INSTRUCTIONS FOR THE TASK: Determine which lines contain the word "戒骄戒躁", then copy those lines.

──────── EXERCISE DATA

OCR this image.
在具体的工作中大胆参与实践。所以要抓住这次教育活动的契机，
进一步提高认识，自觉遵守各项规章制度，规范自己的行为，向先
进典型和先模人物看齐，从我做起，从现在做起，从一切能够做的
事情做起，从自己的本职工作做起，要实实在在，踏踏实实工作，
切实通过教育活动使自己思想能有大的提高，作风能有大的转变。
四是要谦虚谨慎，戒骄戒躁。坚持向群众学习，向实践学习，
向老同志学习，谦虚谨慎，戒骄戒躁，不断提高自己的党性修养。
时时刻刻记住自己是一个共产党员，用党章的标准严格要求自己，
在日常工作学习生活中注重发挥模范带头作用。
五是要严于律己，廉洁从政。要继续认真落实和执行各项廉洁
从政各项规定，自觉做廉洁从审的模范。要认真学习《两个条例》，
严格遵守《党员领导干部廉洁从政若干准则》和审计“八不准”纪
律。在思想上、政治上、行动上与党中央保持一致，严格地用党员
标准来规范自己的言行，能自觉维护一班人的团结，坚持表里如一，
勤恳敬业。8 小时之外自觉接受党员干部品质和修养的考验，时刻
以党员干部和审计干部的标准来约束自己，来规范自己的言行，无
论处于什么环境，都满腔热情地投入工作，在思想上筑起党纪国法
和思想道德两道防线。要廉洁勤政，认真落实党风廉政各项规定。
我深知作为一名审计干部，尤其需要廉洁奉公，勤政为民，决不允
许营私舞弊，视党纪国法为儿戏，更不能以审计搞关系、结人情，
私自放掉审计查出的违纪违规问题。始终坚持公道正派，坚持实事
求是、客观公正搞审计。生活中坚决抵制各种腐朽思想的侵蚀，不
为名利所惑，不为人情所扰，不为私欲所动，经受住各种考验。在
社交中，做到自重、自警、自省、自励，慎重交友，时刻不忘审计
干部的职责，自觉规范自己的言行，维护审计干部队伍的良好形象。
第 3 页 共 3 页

────────────────

FINISHED TASK:
四是要谦虚谨慎，戒骄戒躁。坚持向群众学习，向实践学习，
向老同志学习，谦虚谨慎，戒骄戒躁，不断提高自己的党性修养。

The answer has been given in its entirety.